§ GIVEN PROBLEM:
Exactly reproduce each record listed below.

## BEGIN

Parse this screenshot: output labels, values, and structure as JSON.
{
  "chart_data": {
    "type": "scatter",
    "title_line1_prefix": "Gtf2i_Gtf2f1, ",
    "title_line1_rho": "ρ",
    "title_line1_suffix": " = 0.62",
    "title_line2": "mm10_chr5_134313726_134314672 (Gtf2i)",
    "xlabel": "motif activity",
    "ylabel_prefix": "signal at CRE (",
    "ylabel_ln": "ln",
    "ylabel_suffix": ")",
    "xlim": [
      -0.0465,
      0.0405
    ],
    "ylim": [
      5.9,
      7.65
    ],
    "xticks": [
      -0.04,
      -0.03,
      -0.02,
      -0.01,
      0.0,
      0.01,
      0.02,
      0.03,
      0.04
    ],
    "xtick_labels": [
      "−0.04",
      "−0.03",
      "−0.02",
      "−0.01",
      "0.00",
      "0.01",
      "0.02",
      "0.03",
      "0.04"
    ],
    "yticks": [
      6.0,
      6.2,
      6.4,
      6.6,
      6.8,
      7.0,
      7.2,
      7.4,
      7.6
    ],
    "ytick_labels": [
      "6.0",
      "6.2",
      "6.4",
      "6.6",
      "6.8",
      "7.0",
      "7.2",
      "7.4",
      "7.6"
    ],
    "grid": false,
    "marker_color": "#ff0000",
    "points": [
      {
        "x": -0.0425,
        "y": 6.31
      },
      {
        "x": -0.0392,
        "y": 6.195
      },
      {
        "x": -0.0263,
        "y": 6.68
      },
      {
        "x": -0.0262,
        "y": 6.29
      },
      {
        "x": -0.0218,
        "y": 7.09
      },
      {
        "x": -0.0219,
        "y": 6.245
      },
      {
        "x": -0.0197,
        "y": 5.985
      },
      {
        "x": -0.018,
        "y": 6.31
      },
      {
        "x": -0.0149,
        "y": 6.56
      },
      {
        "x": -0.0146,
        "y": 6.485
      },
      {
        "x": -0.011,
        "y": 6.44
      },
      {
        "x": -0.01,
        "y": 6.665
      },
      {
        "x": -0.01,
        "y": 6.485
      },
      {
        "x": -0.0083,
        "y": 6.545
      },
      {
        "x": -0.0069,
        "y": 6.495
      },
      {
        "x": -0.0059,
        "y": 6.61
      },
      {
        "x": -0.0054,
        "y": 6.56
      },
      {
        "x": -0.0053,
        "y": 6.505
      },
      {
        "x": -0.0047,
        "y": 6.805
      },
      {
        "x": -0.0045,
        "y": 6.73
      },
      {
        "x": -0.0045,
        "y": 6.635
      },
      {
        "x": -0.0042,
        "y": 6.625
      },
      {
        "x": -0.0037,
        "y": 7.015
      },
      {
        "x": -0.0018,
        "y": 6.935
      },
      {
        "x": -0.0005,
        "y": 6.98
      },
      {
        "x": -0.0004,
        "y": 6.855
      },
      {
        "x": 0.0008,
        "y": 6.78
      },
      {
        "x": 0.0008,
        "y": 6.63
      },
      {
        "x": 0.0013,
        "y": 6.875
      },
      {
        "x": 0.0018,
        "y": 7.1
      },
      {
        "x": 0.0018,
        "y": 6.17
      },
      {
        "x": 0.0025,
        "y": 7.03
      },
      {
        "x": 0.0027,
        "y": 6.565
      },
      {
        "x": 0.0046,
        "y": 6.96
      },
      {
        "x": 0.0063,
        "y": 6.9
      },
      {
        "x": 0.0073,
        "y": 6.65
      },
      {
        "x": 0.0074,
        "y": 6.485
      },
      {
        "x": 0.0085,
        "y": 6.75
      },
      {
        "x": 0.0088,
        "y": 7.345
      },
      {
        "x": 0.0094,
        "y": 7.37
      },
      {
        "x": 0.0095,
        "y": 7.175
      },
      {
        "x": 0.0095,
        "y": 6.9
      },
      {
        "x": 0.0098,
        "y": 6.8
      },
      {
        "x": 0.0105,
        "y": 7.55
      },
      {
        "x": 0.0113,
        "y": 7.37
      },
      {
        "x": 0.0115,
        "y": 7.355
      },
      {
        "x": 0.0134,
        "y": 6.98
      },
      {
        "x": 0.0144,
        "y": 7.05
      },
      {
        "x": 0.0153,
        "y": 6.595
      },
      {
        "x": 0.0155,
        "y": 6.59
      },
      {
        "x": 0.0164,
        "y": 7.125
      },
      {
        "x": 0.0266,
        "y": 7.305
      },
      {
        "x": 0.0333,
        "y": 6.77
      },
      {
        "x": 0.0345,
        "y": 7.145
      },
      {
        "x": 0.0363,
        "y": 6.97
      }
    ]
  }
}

## END

§ WRITTEN REPLY:
Parse this screenshot: output labels, values, and structure as JSON.
{
  "chart_data": {
    "type": "scatter",
    "title_line1_prefix": "Gtf2i_Gtf2f1, ",
    "title_line1_rho": "ρ",
    "title_line1_suffix": " = 0.62",
    "title_line2": "mm10_chr5_134313726_134314672 (Gtf2i)",
    "xlabel": "motif activity",
    "ylabel_prefix": "signal at CRE (",
    "ylabel_ln": "ln",
    "ylabel_suffix": ")",
    "xlim": [
      -0.0465,
      0.0405
    ],
    "ylim": [
      5.9,
      7.65
    ],
    "xticks": [
      -0.04,
      -0.03,
      -0.02,
      -0.01,
      0.0,
      0.01,
      0.02,
      0.03,
      0.04
    ],
    "xtick_labels": [
      "−0.04",
      "−0.03",
      "−0.02",
      "−0.01",
      "0.00",
      "0.01",
      "0.02",
      "0.03",
      "0.04"
    ],
    "yticks": [
      6.0,
      6.2,
      6.4,
      6.6,
      6.8,
      7.0,
      7.2,
      7.4,
      7.6
    ],
    "ytick_labels": [
      "6.0",
      "6.2",
      "6.4",
      "6.6",
      "6.8",
      "7.0",
      "7.2",
      "7.4",
      "7.6"
    ],
    "grid": false,
    "marker_color": "#ff0000",
    "points": [
      {
        "x": -0.0425,
        "y": 6.31
      },
      {
        "x": -0.0392,
        "y": 6.195
      },
      {
        "x": -0.0263,
        "y": 6.68
      },
      {
        "x": -0.0262,
        "y": 6.29
      },
      {
        "x": -0.0218,
        "y": 7.09
      },
      {
        "x": -0.0219,
        "y": 6.245
      },
      {
        "x": -0.0197,
        "y": 5.985
      },
      {
        "x": -0.018,
        "y": 6.31
      },
      {
        "x": -0.0149,
        "y": 6.56
      },
      {
        "x": -0.0146,
        "y": 6.485
      },
      {
        "x": -0.011,
        "y": 6.44
      },
      {
        "x": -0.01,
        "y": 6.665
      },
      {
        "x": -0.01,
        "y": 6.485
      },
      {
        "x": -0.0083,
        "y": 6.545
      },
      {
        "x": -0.0069,
        "y": 6.495
      },
      {
        "x": -0.0059,
        "y": 6.61
      },
      {
        "x": -0.0054,
        "y": 6.56
      },
      {
        "x": -0.0053,
        "y": 6.505
      },
      {
        "x": -0.0047,
        "y": 6.805
      },
      {
        "x": -0.0045,
        "y": 6.73
      },
      {
        "x": -0.0045,
        "y": 6.635
      },
      {
        "x": -0.0042,
        "y": 6.625
      },
      {
        "x": -0.0037,
        "y": 7.015
      },
      {
        "x": -0.0018,
        "y": 6.935
      },
      {
        "x": -0.0005,
        "y": 6.98
      },
      {
        "x": -0.0004,
        "y": 6.855
      },
      {
        "x": 0.0008,
        "y": 6.78
      },
      {
        "x": 0.0008,
        "y": 6.63
      },
      {
        "x": 0.0013,
        "y": 6.875
      },
      {
        "x": 0.0018,
        "y": 7.1
      },
      {
        "x": 0.0018,
        "y": 6.17
      },
      {
        "x": 0.0025,
        "y": 7.03
      },
      {
        "x": 0.0027,
        "y": 6.565
      },
      {
        "x": 0.0046,
        "y": 6.96
      },
      {
        "x": 0.0063,
        "y": 6.9
      },
      {
        "x": 0.0073,
        "y": 6.65
      },
      {
        "x": 0.0074,
        "y": 6.485
      },
      {
        "x": 0.0085,
        "y": 6.75
      },
      {
        "x": 0.0088,
        "y": 7.345
      },
      {
        "x": 0.0094,
        "y": 7.37
      },
      {
        "x": 0.0095,
        "y": 7.175
      },
      {
        "x": 0.0095,
        "y": 6.9
      },
      {
        "x": 0.0098,
        "y": 6.8
      },
      {
        "x": 0.0105,
        "y": 7.55
      },
      {
        "x": 0.0113,
        "y": 7.37
      },
      {
        "x": 0.0115,
        "y": 7.355
      },
      {
        "x": 0.0134,
        "y": 6.98
      },
      {
        "x": 0.0144,
        "y": 7.05
      },
      {
        "x": 0.0153,
        "y": 6.595
      },
      {
        "x": 0.0155,
        "y": 6.59
      },
      {
        "x": 0.0164,
        "y": 7.125
      },
      {
        "x": 0.0266,
        "y": 7.305
      },
      {
        "x": 0.0333,
        "y": 6.77
      },
      {
        "x": 0.0345,
        "y": 7.145
      },
      {
        "x": 0.0363,
        "y": 6.97
      }
    ]
  }
}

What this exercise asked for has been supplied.